◆ **REQUIRED WORK**: Repeat, word for word, every line from the line holding "What does this" through the final line of the entries below. Skip all pictures.
--- EXCERPTED DATA ---
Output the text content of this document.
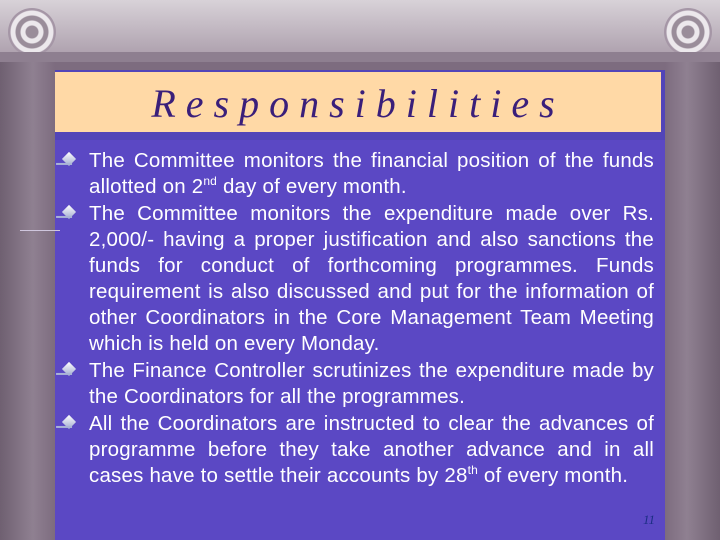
Responsibilities
The Committee monitors the financial position of the funds allotted on 2nd day of every month.
The Committee monitors the expenditure made over Rs. 2,000/- having a proper justification and also sanctions the funds for conduct of forthcoming programmes. Funds requirement is also discussed and put for the information of other Coordinators in the Core Management Team Meeting which is held on every Monday.
The Finance Controller scrutinizes the expenditure made by the Coordinators for all the programmes.
All the Coordinators are instructed to clear the advances of programme before they take another advance and in all cases have to settle their accounts by 28th of every month.
11
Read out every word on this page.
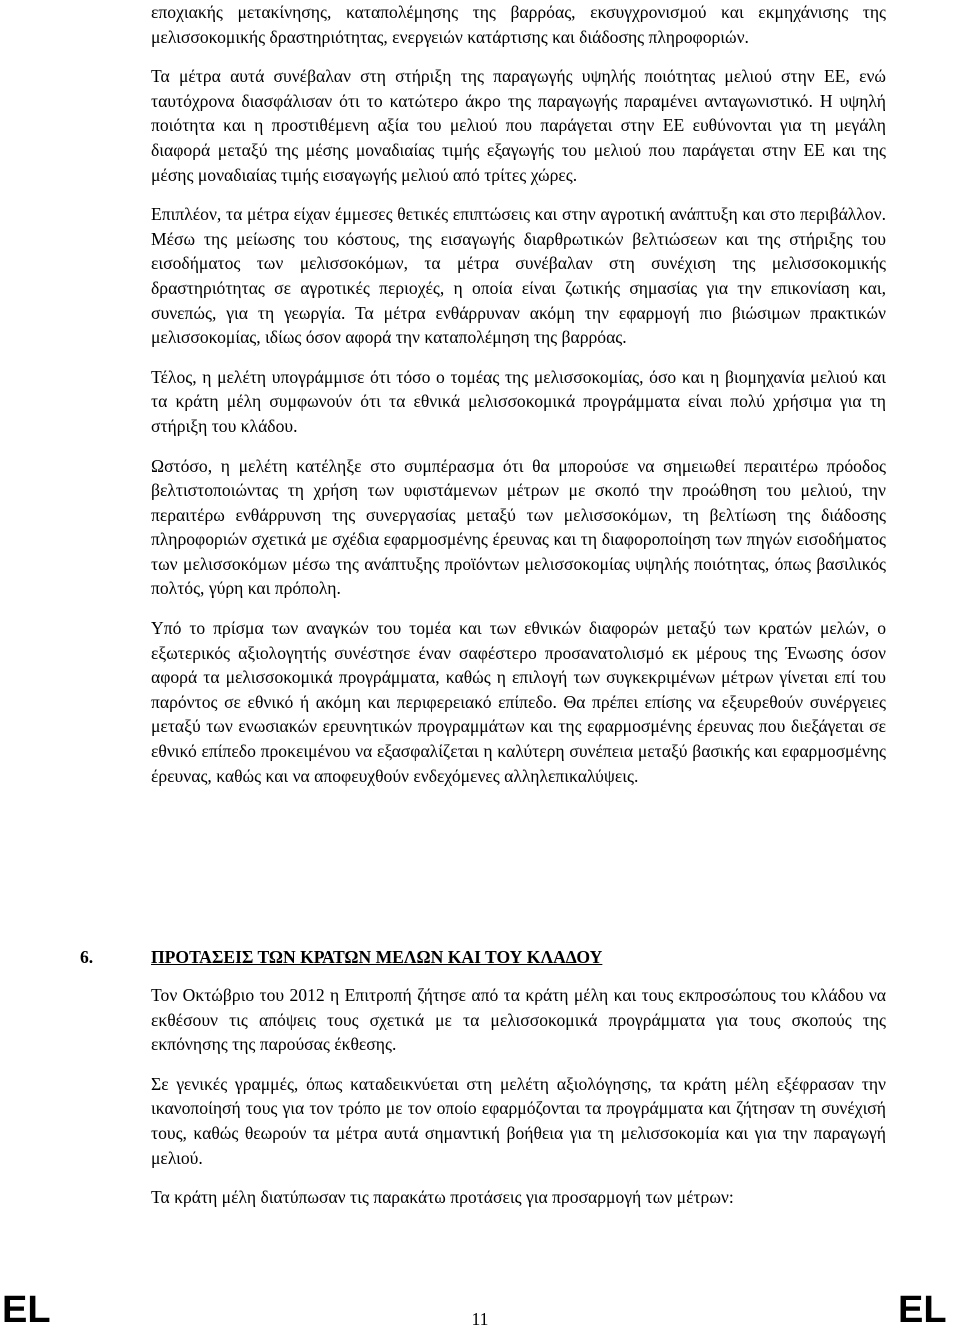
εποχιακής μετακίνησης, καταπολέμησης της βαρρόας, εκσυγχρονισμού και εκμηχάνισης της μελισσοκομικής δραστηριότητας, ενεργειών κατάρτισης και διάδοσης πληροφοριών.

Τα μέτρα αυτά συνέβαλαν στη στήριξη της παραγωγής υψηλής ποιότητας μελιού στην ΕΕ, ενώ ταυτόχρονα διασφάλισαν ότι το κατώτερο άκρο της παραγωγής παραμένει ανταγωνιστικό. Η υψηλή ποιότητα και η προστιθέμενη αξία του μελιού που παράγεται στην ΕΕ ευθύνονται για τη μεγάλη διαφορά μεταξύ της μέσης μοναδιαίας τιμής εξαγωγής του μελιού που παράγεται στην ΕΕ και της μέσης μοναδιαίας τιμής εισαγωγής μελιού από τρίτες χώρες.

Επιπλέον, τα μέτρα είχαν έμμεσες θετικές επιπτώσεις και στην αγροτική ανάπτυξη και στο περιβάλλον. Μέσω της μείωσης του κόστους, της εισαγωγής διαρθρωτικών βελτιώσεων και της στήριξης του εισοδήματος των μελισσοκόμων, τα μέτρα συνέβαλαν στη συνέχιση της μελισσοκομικής δραστηριότητας σε αγροτικές περιοχές, η οποία είναι ζωτικής σημασίας για την επικονίαση και, συνεπώς, για τη γεωργία. Τα μέτρα ενθάρρυναν ακόμη την εφαρμογή πιο βιώσιμων πρακτικών μελισσοκομίας, ιδίως όσον αφορά την καταπολέμηση της βαρρόας.

Τέλος, η μελέτη υπογράμμισε ότι τόσο ο τομέας της μελισσοκομίας, όσο και η βιομηχανία μελιού και τα κράτη μέλη συμφωνούν ότι τα εθνικά μελισσοκομικά προγράμματα είναι πολύ χρήσιμα για τη στήριξη του κλάδου.

Ωστόσο, η μελέτη κατέληξε στο συμπέρασμα ότι θα μπορούσε να σημειωθεί περαιτέρω πρόοδος βελτιστοποιώντας τη χρήση των υφιστάμενων μέτρων με σκοπό την προώθηση του μελιού, την περαιτέρω ενθάρρυνση της συνεργασίας μεταξύ των μελισσοκόμων, τη βελτίωση της διάδοσης πληροφοριών σχετικά με σχέδια εφαρμοσμένης έρευνας και τη διαφοροποίηση των πηγών εισοδήματος των μελισσοκόμων μέσω της ανάπτυξης προϊόντων μελισσοκομίας υψηλής ποιότητας, όπως βασιλικός πολτός, γύρη και πρόπολη.

Υπό το πρίσμα των αναγκών του τομέα και των εθνικών διαφορών μεταξύ των κρατών μελών, ο εξωτερικός αξιολογητής συνέστησε έναν σαφέστερο προσανατολισμό εκ μέρους της Ένωσης όσον αφορά τα μελισσοκομικά προγράμματα, καθώς η επιλογή των συγκεκριμένων μέτρων γίνεται επί του παρόντος σε εθνικό ή ακόμη και περιφερειακό επίπεδο. Θα πρέπει επίσης να εξευρεθούν συνέργειες μεταξύ των ενωσιακών ερευνητικών προγραμμάτων και της εφαρμοσμένης έρευνας που διεξάγεται σε εθνικό επίπεδο προκειμένου να εξασφαλίζεται η καλύτερη συνέπεια μεταξύ βασικής και εφαρμοσμένης έρευνας, καθώς και να αποφευχθούν ενδεχόμενες αλληλεπικαλύψεις.

6.	ΠΡΟΤΑΣΕΙΣ ΤΩΝ ΚΡΑΤΩΝ ΜΕΛΩΝ ΚΑΙ ΤΟΥ ΚΛΑΔΟΥ

Τον Οκτώβριο του 2012 η Επιτροπή ζήτησε από τα κράτη μέλη και τους εκπροσώπους του κλάδου να εκθέσουν τις απόψεις τους σχετικά με τα μελισσοκομικά προγράμματα για τους σκοπούς της εκπόνησης της παρούσας έκθεσης.

Σε γενικές γραμμές, όπως καταδεικνύεται στη μελέτη αξιολόγησης, τα κράτη μέλη εξέφρασαν την ικανοποίησή τους για τον τρόπο με τον οποίο εφαρμόζονται τα προγράμματα και ζήτησαν τη συνέχισή τους, καθώς θεωρούν τα μέτρα αυτά σημαντική βοήθεια για τη μελισσοκομία και για την παραγωγή μελιού.

Τα κράτη μέλη διατύπωσαν τις παρακάτω προτάσεις για προσαρμογή των μέτρων:

EL	11	EL
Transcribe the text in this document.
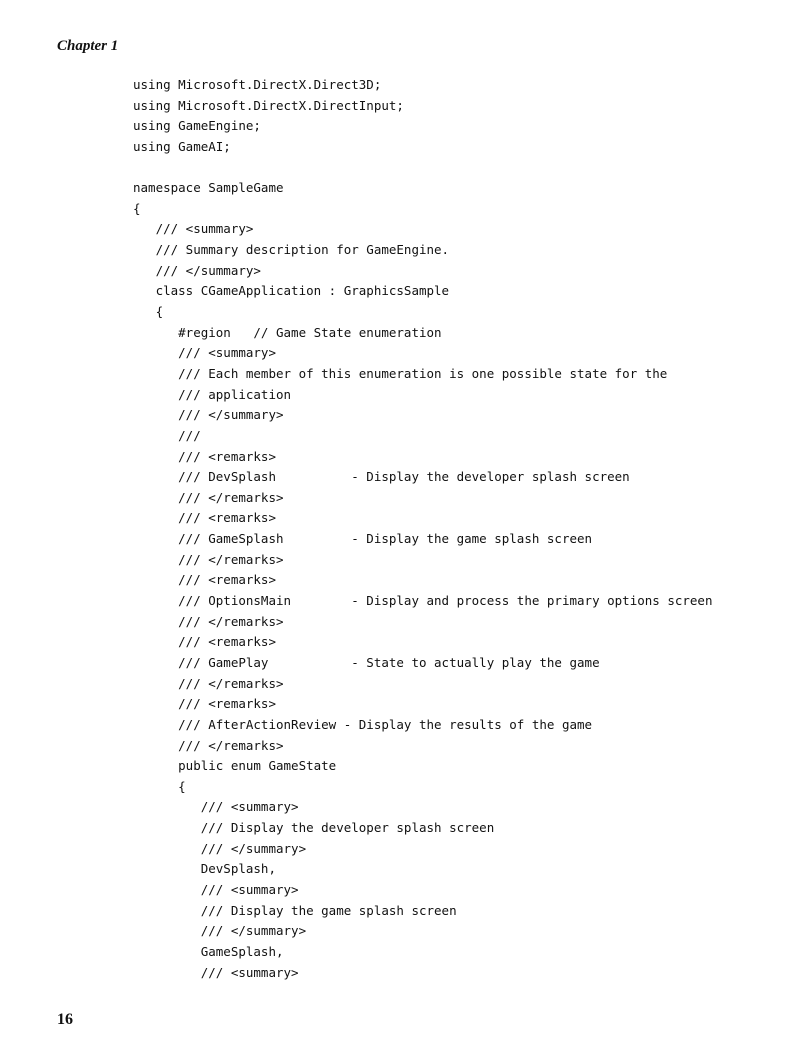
Chapter 1
using Microsoft.DirectX.Direct3D;
using Microsoft.DirectX.DirectInput;
using GameEngine;
using GameAI;
namespace SampleGame
{
/// <summary>
/// Summary description for GameEngine.
/// </summary>
class CGameApplication : GraphicsSample
{
#region   // Game State enumeration
/// <summary>
/// Each member of this enumeration is one possible state for the
/// application
/// </summary>
///
/// <remarks>
/// DevSplash          - Display the developer splash screen
/// </remarks>
/// <remarks>
/// GameSplash         - Display the game splash screen
/// </remarks>
/// <remarks>
/// OptionsMain        - Display and process the primary options screen
/// </remarks>
/// <remarks>
/// GamePlay           - State to actually play the game
/// </remarks>
/// <remarks>
/// AfterActionReview - Display the results of the game
/// </remarks>
public enum GameState
{
/// <summary>
/// Display the developer splash screen
/// </summary>
DevSplash,
/// <summary>
/// Display the game splash screen
/// </summary>
GameSplash,
/// <summary>
16
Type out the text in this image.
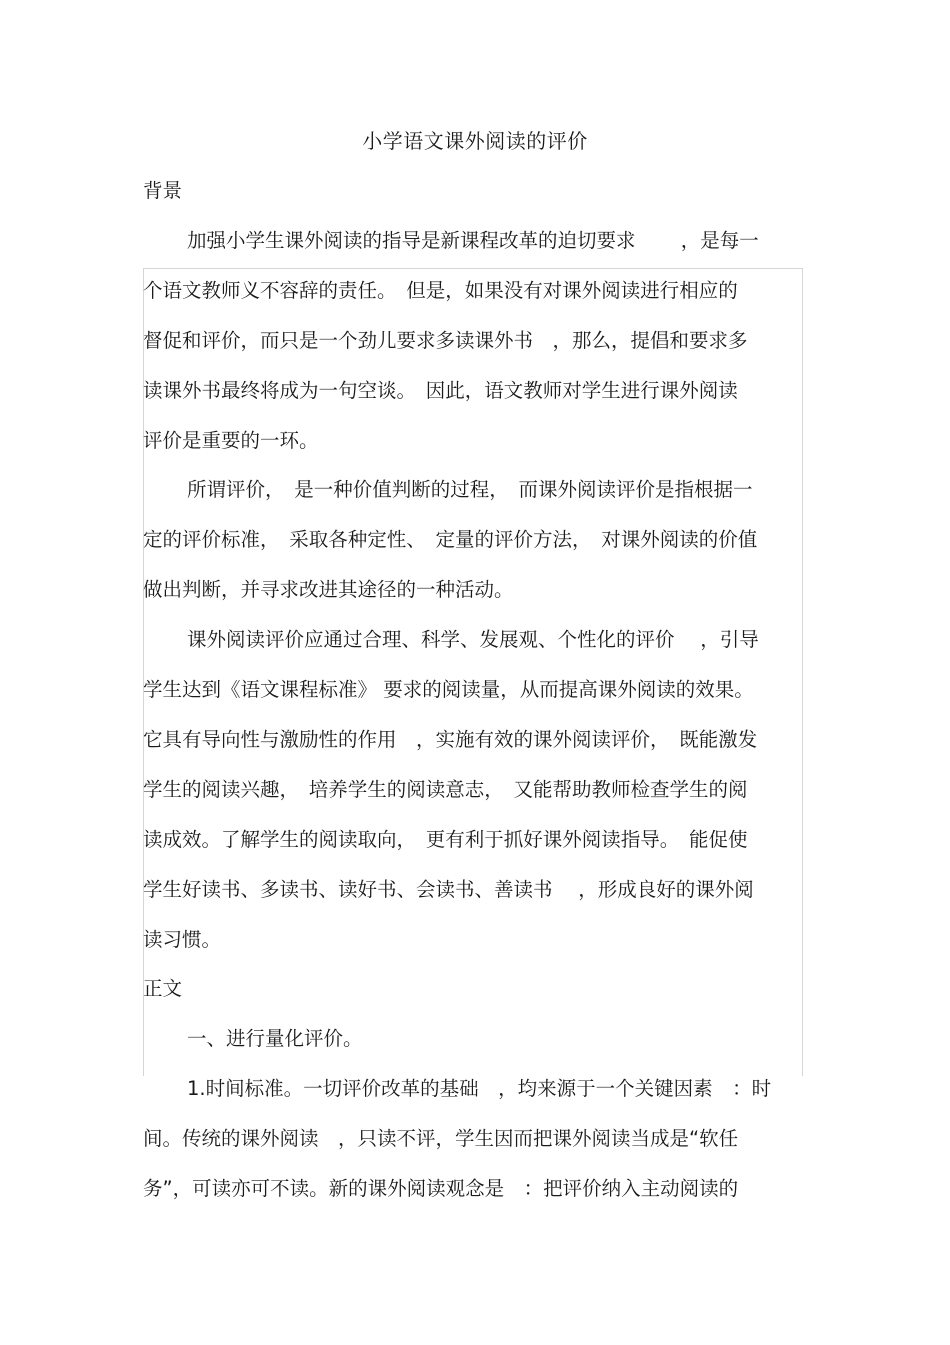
小学语文课外阅读的评价
背景
加强小学生课外阅读的指导是新课程改革的迫切要求　　 ，是每一
个语文教师义不容辞的责任。　但是，如果没有对课外阅读进行相应的
督促和评价，而只是一个劲儿要求多读课外书　，那么，提倡和要求多
读课外书最终将成为一句空谈。　因此，语文教师对学生进行课外阅读
评价是重要的一环。
所谓评价，　是一种价值判断的过程，　而课外阅读评价是指根据一
定的评价标准，　采取各种定性、　定量的评价方法，　对课外阅读的价值
做出判断，并寻求改进其途径的一种活动。
课外阅读评价应通过合理、科学、发展观、个性化的评价　 ，引导
学生达到《语文课程标准》 要求的阅读量，从而提高课外阅读的效果。
它具有导向性与激励性的作用　，实施有效的课外阅读评价，　既能激发
学生的阅读兴趣，　培养学生的阅读意志，　又能帮助教师检查学生的阅
读成效。了解学生的阅读取向，　更有利于抓好课外阅读指导。　能促使
学生好读书、多读书、读好书、会读书、善读书　 ，形成良好的课外阅
读习惯。
正文
一、进行量化评价。
1.时间标准。一切评价改革的基础　，均来源于一个关键因素　：时
间。传统的课外阅读　，只读不评，学生因而把课外阅读当成是“软任
务”，可读亦可不读。新的课外阅读观念是　：把评价纳入主动阅读的
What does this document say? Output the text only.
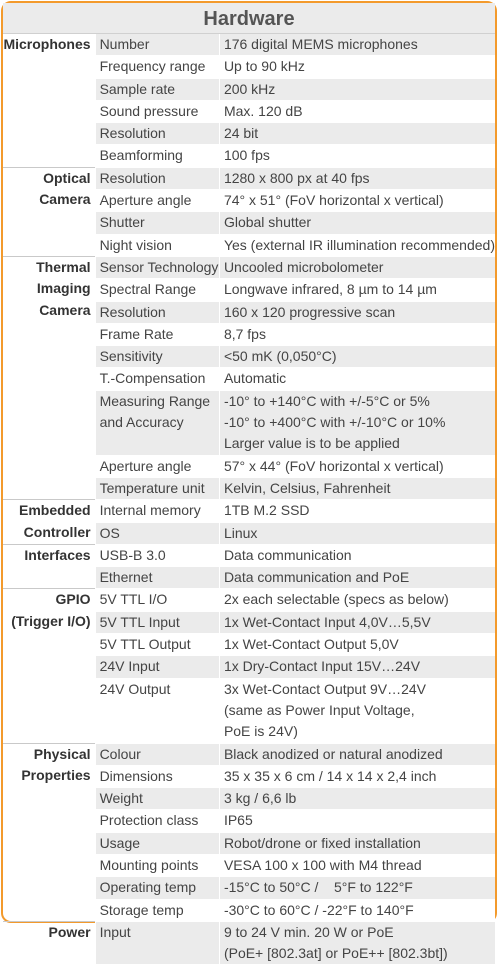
Hardware
Microphones	Number	176 digital MEMS microphones

	Frequency range	Up to 90 kHz

	Sample rate	200 kHz

	Sound pressure	Max. 120 dB

	Resolution	24 bit

	Beamforming	100 fps

Optical
Camera	Resolution	1280 x 800 px at 40 fps

	Aperture angle	74° x 51° (FoV horizontal x vertical)

	Shutter	Global shutter

	Night vision	Yes (external IR illumination recommended)

Thermal
Imaging
Camera	Sensor Technology	Uncooled microbolometer

	Spectral Range	Longwave infrared, 8 µm to 14 µm

	Resolution	160 x 120 progressive scan

	Frame Rate	8,7 fps

	Sensitivity	<50 mK (0,050°C)

	T.-Compensation	Automatic

	Measuring Range
and Accuracy	-10° to +140°C with +/-5°C or 5%
-10° to +400°C with +/-10°C or 10%
Larger value is to be applied

	Aperture angle	57° x 44° (FoV horizontal x vertical)

	Temperature unit	Kelvin, Celsius, Fahrenheit

Embedded
Controller	Internal memory	1TB M.2 SSD

	OS	Linux

Interfaces	USB-B 3.0	Data communication

	Ethernet	Data communication and PoE

GPIO
(Trigger I/O)	5V TTL I/O	2x each selectable (specs as below)

	5V TTL Input	1x Wet-Contact Input 4,0V…5,5V

	5V TTL Output	1x Wet-Contact Output 5,0V

	24V Input	1x Dry-Contact Input 15V…24V

	24V Output	3x Wet-Contact Output 9V…24V
(same as Power Input Voltage,
PoE is 24V)

Physical
Properties	Colour	Black anodized or natural anodized

	Dimensions	35 x 35 x 6 cm / 14 x 14 x 2,4 inch

	Weight	3 kg / 6,6 lb

	Protection class	IP65

	Usage	Robot/drone or fixed installation

	Mounting points	VESA 100 x 100 with M4 thread

	Operating temp	-15°C to 50°C /    5°F to 122°F

	Storage temp	-30°C to 60°C / -22°F to 140°F

Power	Input	9 to 24 V min. 20 W or PoE
(PoE+ [802.3at] or PoE++ [802.3bt])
---
◆ **EXERCISE SOLUTION**:
What does this document say? Output the text only.
Hardware
Microphones	Number	176 digital MEMS microphones

	Frequency range	Up to 90 kHz

	Sample rate	200 kHz

	Sound pressure	Max. 120 dB

	Resolution	24 bit

	Beamforming	100 fps

Optical
Camera	Resolution	1280 x 800 px at 40 fps

	Aperture angle	74° x 51° (FoV horizontal x vertical)

	Shutter	Global shutter

	Night vision	Yes (external IR illumination recommended)

Thermal
Imaging
Camera	Sensor Technology	Uncooled microbolometer

	Spectral Range	Longwave infrared, 8 µm to 14 µm

	Resolution	160 x 120 progressive scan

	Frame Rate	8,7 fps

	Sensitivity	<50 mK (0,050°C)

	T.-Compensation	Automatic

	Measuring Range
and Accuracy	-10° to +140°C with +/-5°C or 5%
-10° to +400°C with +/-10°C or 10%
Larger value is to be applied

	Aperture angle	57° x 44° (FoV horizontal x vertical)

	Temperature unit	Kelvin, Celsius, Fahrenheit

Embedded
Controller	Internal memory	1TB M.2 SSD

	OS	Linux

Interfaces	USB-B 3.0	Data communication

	Ethernet	Data communication and PoE

GPIO
(Trigger I/O)	5V TTL I/O	2x each selectable (specs as below)

	5V TTL Input	1x Wet-Contact Input 4,0V…5,5V

	5V TTL Output	1x Wet-Contact Output 5,0V

	24V Input	1x Dry-Contact Input 15V…24V

	24V Output	3x Wet-Contact Output 9V…24V
(same as Power Input Voltage,
PoE is 24V)

Physical
Properties	Colour	Black anodized or natural anodized

	Dimensions	35 x 35 x 6 cm / 14 x 14 x 2,4 inch

	Weight	3 kg / 6,6 lb

	Protection class	IP65

	Usage	Robot/drone or fixed installation

	Mounting points	VESA 100 x 100 with M4 thread

	Operating temp	-15°C to 50°C /    5°F to 122°F

	Storage temp	-30°C to 60°C / -22°F to 140°F

Power	Input	9 to 24 V min. 20 W or PoE
(PoE+ [802.3at] or PoE++ [802.3bt])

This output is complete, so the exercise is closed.